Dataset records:
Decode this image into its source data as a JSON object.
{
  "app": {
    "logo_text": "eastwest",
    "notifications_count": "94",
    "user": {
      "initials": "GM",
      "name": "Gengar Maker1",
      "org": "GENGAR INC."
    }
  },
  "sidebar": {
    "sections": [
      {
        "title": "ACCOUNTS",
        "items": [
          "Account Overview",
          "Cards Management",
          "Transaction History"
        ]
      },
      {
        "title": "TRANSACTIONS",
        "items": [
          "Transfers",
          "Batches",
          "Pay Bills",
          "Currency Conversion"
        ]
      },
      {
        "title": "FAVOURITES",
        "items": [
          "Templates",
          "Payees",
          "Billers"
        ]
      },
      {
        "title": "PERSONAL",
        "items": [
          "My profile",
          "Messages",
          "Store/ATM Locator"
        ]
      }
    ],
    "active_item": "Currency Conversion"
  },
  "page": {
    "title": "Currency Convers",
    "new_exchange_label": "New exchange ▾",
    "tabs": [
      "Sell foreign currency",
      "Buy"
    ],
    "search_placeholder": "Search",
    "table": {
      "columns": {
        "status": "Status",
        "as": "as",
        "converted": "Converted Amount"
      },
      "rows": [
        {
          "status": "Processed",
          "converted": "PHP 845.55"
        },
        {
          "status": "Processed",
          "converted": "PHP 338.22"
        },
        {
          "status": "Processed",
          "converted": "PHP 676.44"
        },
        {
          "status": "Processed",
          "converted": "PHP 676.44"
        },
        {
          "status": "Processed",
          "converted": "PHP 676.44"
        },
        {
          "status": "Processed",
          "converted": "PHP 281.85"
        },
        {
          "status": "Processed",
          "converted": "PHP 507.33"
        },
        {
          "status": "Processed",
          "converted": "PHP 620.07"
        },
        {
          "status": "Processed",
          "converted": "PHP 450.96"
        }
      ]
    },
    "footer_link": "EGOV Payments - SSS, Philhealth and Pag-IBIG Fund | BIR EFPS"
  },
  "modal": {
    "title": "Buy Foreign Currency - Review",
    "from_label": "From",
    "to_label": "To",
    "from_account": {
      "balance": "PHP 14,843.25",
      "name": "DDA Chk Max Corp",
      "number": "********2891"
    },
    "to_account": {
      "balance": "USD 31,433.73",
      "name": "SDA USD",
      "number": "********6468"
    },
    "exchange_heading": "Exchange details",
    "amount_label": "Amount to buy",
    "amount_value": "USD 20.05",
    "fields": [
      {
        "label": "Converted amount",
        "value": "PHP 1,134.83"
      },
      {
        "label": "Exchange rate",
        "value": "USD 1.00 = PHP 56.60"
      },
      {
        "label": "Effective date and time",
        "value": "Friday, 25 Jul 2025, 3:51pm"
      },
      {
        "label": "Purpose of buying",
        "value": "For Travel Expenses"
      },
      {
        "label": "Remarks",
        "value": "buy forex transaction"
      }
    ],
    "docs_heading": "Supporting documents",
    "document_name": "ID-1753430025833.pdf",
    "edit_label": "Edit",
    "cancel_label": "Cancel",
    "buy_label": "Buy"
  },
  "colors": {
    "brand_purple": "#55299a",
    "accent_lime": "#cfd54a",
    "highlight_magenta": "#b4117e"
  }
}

(Work to do): Give an exact repetition of all the material.

(Written reply):
Decode this image into its source data as a JSON object.
{
  "app": {
    "logo_text": "eastwest",
    "notifications_count": "94",
    "user": {
      "initials": "GM",
      "name": "Gengar Maker1",
      "org": "GENGAR INC."
    }
  },
  "sidebar": {
    "sections": [
      {
        "title": "ACCOUNTS",
        "items": [
          "Account Overview",
          "Cards Management",
          "Transaction History"
        ]
      },
      {
        "title": "TRANSACTIONS",
        "items": [
          "Transfers",
          "Batches",
          "Pay Bills",
          "Currency Conversion"
        ]
      },
      {
        "title": "FAVOURITES",
        "items": [
          "Templates",
          "Payees",
          "Billers"
        ]
      },
      {
        "title": "PERSONAL",
        "items": [
          "My profile",
          "Messages",
          "Store/ATM Locator"
        ]
      }
    ],
    "active_item": "Currency Conversion"
  },
  "page": {
    "title": "Currency Convers",
    "new_exchange_label": "New exchange ▾",
    "tabs": [
      "Sell foreign currency",
      "Buy"
    ],
    "search_placeholder": "Search",
    "table": {
      "columns": {
        "status": "Status",
        "as": "as",
        "converted": "Converted Amount"
      },
      "rows": [
        {
          "status": "Processed",
          "converted": "PHP 845.55"
        },
        {
          "status": "Processed",
          "converted": "PHP 338.22"
        },
        {
          "status": "Processed",
          "converted": "PHP 676.44"
        },
        {
          "status": "Processed",
          "converted": "PHP 676.44"
        },
        {
          "status": "Processed",
          "converted": "PHP 676.44"
        },
        {
          "status": "Processed",
          "converted": "PHP 281.85"
        },
        {
          "status": "Processed",
          "converted": "PHP 507.33"
        },
        {
          "status": "Processed",
          "converted": "PHP 620.07"
        },
        {
          "status": "Processed",
          "converted": "PHP 450.96"
        }
      ]
    },
    "footer_link": "EGOV Payments - SSS, Philhealth and Pag-IBIG Fund | BIR EFPS"
  },
  "modal": {
    "title": "Buy Foreign Currency - Review",
    "from_label": "From",
    "to_label": "To",
    "from_account": {
      "balance": "PHP 14,843.25",
      "name": "DDA Chk Max Corp",
      "number": "********2891"
    },
    "to_account": {
      "balance": "USD 31,433.73",
      "name": "SDA USD",
      "number": "********6468"
    },
    "exchange_heading": "Exchange details",
    "amount_label": "Amount to buy",
    "amount_value": "USD 20.05",
    "fields": [
      {
        "label": "Converted amount",
        "value": "PHP 1,134.83"
      },
      {
        "label": "Exchange rate",
        "value": "USD 1.00 = PHP 56.60"
      },
      {
        "label": "Effective date and time",
        "value": "Friday, 25 Jul 2025, 3:51pm"
      },
      {
        "label": "Purpose of buying",
        "value": "For Travel Expenses"
      },
      {
        "label": "Remarks",
        "value": "buy forex transaction"
      }
    ],
    "docs_heading": "Supporting documents",
    "document_name": "ID-1753430025833.pdf",
    "edit_label": "Edit",
    "cancel_label": "Cancel",
    "buy_label": "Buy"
  },
  "colors": {
    "brand_purple": "#55299a",
    "accent_lime": "#cfd54a",
    "highlight_magenta": "#b4117e"
  }
}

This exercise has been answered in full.